Your task is to transcribe the records exactly, skipping every image.

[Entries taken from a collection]
┄┄┄┄┄┄

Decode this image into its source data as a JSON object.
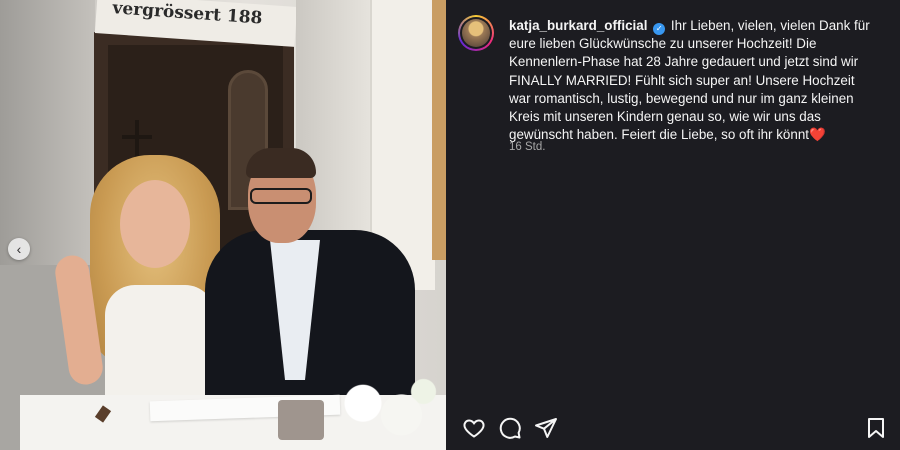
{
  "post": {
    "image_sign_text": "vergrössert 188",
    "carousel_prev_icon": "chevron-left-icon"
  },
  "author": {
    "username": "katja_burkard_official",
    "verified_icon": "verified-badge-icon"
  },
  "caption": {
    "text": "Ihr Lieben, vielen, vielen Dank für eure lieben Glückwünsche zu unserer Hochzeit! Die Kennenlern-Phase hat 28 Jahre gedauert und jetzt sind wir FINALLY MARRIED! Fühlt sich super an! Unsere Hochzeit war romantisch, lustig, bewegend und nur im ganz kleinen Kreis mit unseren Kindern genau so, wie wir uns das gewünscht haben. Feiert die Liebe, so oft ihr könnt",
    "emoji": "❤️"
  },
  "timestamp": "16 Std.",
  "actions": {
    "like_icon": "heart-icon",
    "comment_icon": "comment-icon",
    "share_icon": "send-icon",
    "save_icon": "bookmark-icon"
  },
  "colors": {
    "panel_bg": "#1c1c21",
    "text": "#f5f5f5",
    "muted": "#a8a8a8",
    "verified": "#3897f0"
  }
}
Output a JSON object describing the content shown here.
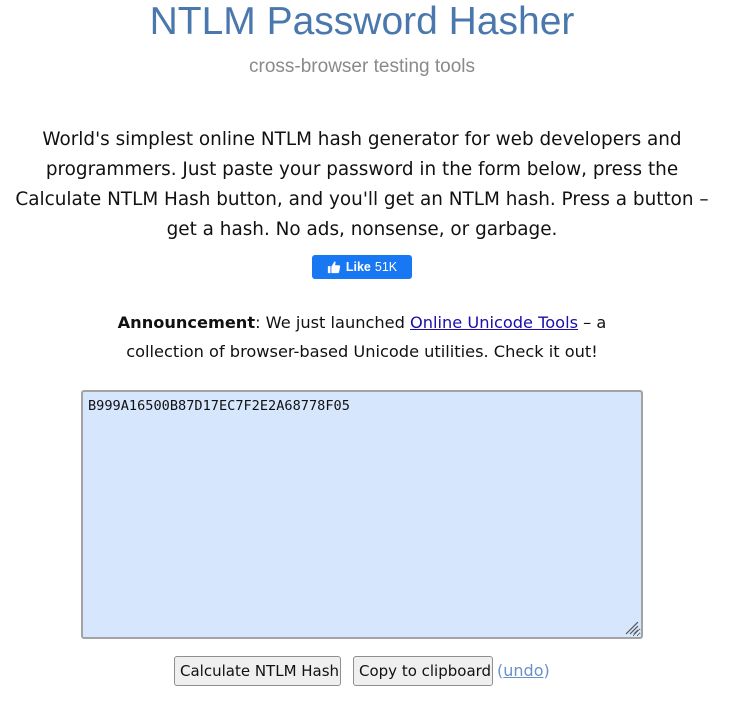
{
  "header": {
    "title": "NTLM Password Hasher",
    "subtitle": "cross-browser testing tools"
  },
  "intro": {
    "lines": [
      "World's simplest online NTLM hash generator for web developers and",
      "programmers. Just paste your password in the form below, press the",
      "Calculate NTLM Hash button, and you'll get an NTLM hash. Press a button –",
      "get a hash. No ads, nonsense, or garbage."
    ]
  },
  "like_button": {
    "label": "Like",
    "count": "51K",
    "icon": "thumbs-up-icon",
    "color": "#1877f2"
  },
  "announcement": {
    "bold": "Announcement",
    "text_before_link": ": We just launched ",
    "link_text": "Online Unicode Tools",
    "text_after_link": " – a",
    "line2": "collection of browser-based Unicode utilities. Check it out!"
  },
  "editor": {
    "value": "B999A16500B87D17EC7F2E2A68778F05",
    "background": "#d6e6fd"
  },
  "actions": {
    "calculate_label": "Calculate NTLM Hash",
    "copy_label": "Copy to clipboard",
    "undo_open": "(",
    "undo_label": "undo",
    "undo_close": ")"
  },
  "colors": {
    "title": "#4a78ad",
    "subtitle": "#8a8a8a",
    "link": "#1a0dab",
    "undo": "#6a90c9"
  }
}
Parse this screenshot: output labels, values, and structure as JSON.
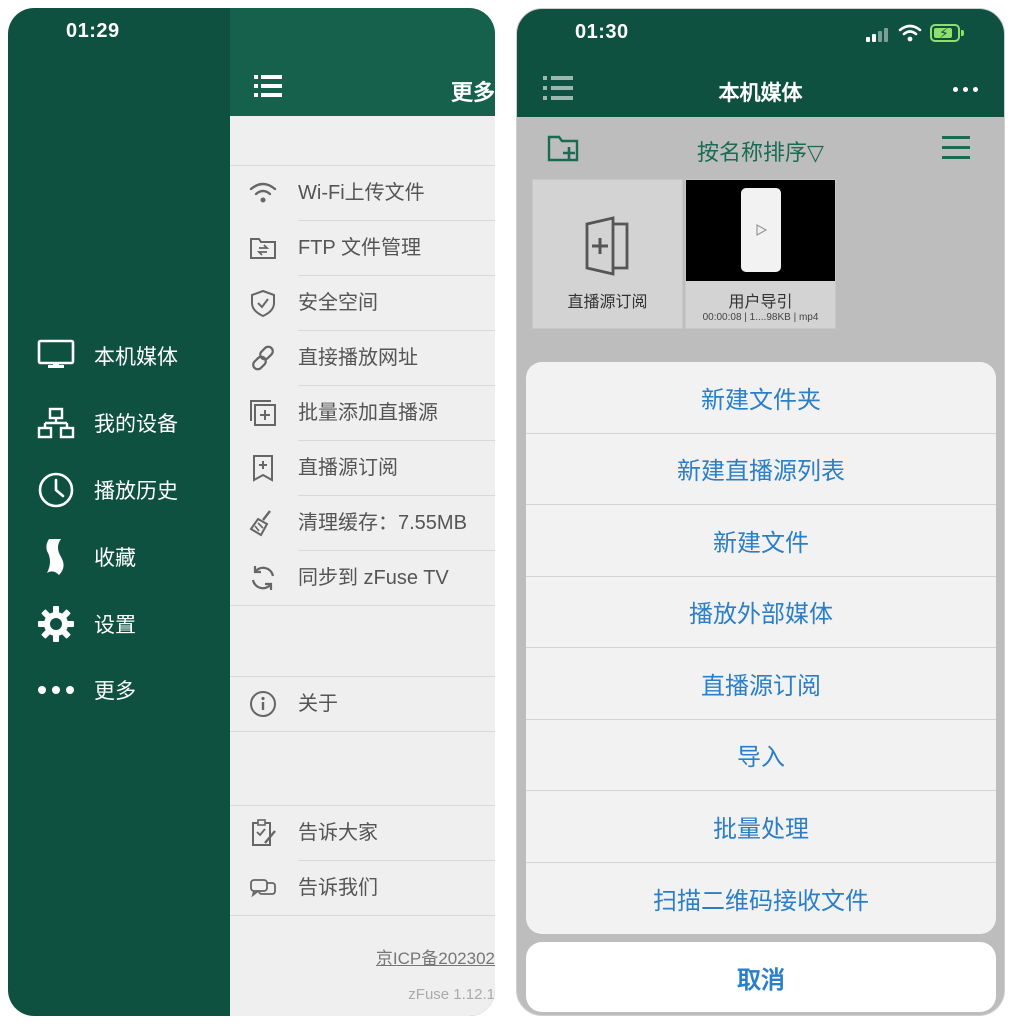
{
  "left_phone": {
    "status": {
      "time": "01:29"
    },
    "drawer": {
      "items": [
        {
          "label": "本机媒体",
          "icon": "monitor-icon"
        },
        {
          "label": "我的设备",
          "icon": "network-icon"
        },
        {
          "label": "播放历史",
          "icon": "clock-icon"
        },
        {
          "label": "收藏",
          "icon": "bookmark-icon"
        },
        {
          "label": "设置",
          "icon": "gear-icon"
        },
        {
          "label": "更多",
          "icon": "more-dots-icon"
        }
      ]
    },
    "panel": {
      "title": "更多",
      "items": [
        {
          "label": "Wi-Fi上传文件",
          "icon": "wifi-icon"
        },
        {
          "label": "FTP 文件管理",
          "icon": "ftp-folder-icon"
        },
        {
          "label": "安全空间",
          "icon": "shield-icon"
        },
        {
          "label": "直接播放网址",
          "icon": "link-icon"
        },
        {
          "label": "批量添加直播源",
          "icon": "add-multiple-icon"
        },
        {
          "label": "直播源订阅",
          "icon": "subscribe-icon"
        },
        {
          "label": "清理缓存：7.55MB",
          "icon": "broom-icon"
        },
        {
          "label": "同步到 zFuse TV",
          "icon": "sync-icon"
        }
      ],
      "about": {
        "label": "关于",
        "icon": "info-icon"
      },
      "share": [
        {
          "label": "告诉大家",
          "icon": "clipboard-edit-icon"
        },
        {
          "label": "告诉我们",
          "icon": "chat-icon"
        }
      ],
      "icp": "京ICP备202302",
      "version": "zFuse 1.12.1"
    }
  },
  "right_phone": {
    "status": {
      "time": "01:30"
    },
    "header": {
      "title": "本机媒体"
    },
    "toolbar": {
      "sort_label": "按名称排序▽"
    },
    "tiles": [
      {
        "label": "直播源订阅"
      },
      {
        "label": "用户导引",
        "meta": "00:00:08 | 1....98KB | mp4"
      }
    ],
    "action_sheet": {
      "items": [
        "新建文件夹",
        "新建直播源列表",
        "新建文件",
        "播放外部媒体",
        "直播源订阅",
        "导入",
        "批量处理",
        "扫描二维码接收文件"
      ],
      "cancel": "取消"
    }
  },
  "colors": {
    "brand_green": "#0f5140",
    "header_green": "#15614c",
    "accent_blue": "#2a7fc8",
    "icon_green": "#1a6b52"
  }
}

┄┄┄┄┄┄

Exercise output →
Decode this image into its source data as a JSON object.
{
  "post": {
    "image_sign_text": "vergrössert 188",
    "carousel_prev_icon": "chevron-left-icon"
  },
  "author": {
    "username": "katja_burkard_official",
    "verified_icon": "verified-badge-icon"
  },
  "caption": {
    "text": "Ihr Lieben, vielen, vielen Dank für eure lieben Glückwünsche zu unserer Hochzeit! Die Kennenlern-Phase hat 28 Jahre gedauert und jetzt sind wir FINALLY MARRIED! Fühlt sich super an! Unsere Hochzeit war romantisch, lustig, bewegend und nur im ganz kleinen Kreis mit unseren Kindern genau so, wie wir uns das gewünscht haben. Feiert die Liebe, so oft ihr könnt",
    "emoji": "❤️"
  },
  "timestamp": "16 Std.",
  "actions": {
    "like_icon": "heart-icon",
    "comment_icon": "comment-icon",
    "share_icon": "send-icon",
    "save_icon": "bookmark-icon"
  },
  "colors": {
    "panel_bg": "#1c1c21",
    "text": "#f5f5f5",
    "muted": "#a8a8a8",
    "verified": "#3897f0"
  }
}
Output a JSON object describing the content shown here.
{
  "header": {
    "title": "NTLM Password Hasher",
    "subtitle": "cross-browser testing tools"
  },
  "intro": {
    "lines": [
      "World's simplest online NTLM hash generator for web developers and",
      "programmers. Just paste your password in the form below, press the",
      "Calculate NTLM Hash button, and you'll get an NTLM hash. Press a button –",
      "get a hash. No ads, nonsense, or garbage."
    ]
  },
  "like_button": {
    "label": "Like",
    "count": "51K",
    "icon": "thumbs-up-icon",
    "color": "#1877f2"
  },
  "announcement": {
    "bold": "Announcement",
    "text_before_link": ": We just launched ",
    "link_text": "Online Unicode Tools",
    "text_after_link": " – a",
    "line2": "collection of browser-based Unicode utilities. Check it out!"
  },
  "editor": {
    "value": "B999A16500B87D17EC7F2E2A68778F05",
    "background": "#d6e6fd"
  },
  "actions": {
    "calculate_label": "Calculate NTLM Hash",
    "copy_label": "Copy to clipboard",
    "undo_open": "(",
    "undo_label": "undo",
    "undo_close": ")"
  },
  "colors": {
    "title": "#4a78ad",
    "subtitle": "#8a8a8a",
    "link": "#1a0dab",
    "undo": "#6a90c9"
  }
}
Parse this screenshot: output labels, values, and structure as JSON.
{
  "left_phone": {
    "status": {
      "time": "01:29"
    },
    "drawer": {
      "items": [
        {
          "label": "本机媒体",
          "icon": "monitor-icon"
        },
        {
          "label": "我的设备",
          "icon": "network-icon"
        },
        {
          "label": "播放历史",
          "icon": "clock-icon"
        },
        {
          "label": "收藏",
          "icon": "bookmark-icon"
        },
        {
          "label": "设置",
          "icon": "gear-icon"
        },
        {
          "label": "更多",
          "icon": "more-dots-icon"
        }
      ]
    },
    "panel": {
      "title": "更多",
      "items": [
        {
          "label": "Wi-Fi上传文件",
          "icon": "wifi-icon"
        },
        {
          "label": "FTP 文件管理",
          "icon": "ftp-folder-icon"
        },
        {
          "label": "安全空间",
          "icon": "shield-icon"
        },
        {
          "label": "直接播放网址",
          "icon": "link-icon"
        },
        {
          "label": "批量添加直播源",
          "icon": "add-multiple-icon"
        },
        {
          "label": "直播源订阅",
          "icon": "subscribe-icon"
        },
        {
          "label": "清理缓存：7.55MB",
          "icon": "broom-icon"
        },
        {
          "label": "同步到 zFuse TV",
          "icon": "sync-icon"
        }
      ],
      "about": {
        "label": "关于",
        "icon": "info-icon"
      },
      "share": [
        {
          "label": "告诉大家",
          "icon": "clipboard-edit-icon"
        },
        {
          "label": "告诉我们",
          "icon": "chat-icon"
        }
      ],
      "icp": "京ICP备202302",
      "version": "zFuse 1.12.1"
    }
  },
  "right_phone": {
    "status": {
      "time": "01:30"
    },
    "header": {
      "title": "本机媒体"
    },
    "toolbar": {
      "sort_label": "按名称排序▽"
    },
    "tiles": [
      {
        "label": "直播源订阅"
      },
      {
        "label": "用户导引",
        "meta": "00:00:08 | 1....98KB | mp4"
      }
    ],
    "action_sheet": {
      "items": [
        "新建文件夹",
        "新建直播源列表",
        "新建文件",
        "播放外部媒体",
        "直播源订阅",
        "导入",
        "批量处理",
        "扫描二维码接收文件"
      ],
      "cancel": "取消"
    }
  },
  "colors": {
    "brand_green": "#0f5140",
    "header_green": "#15614c",
    "accent_blue": "#2a7fc8",
    "icon_green": "#1a6b52"
  }
}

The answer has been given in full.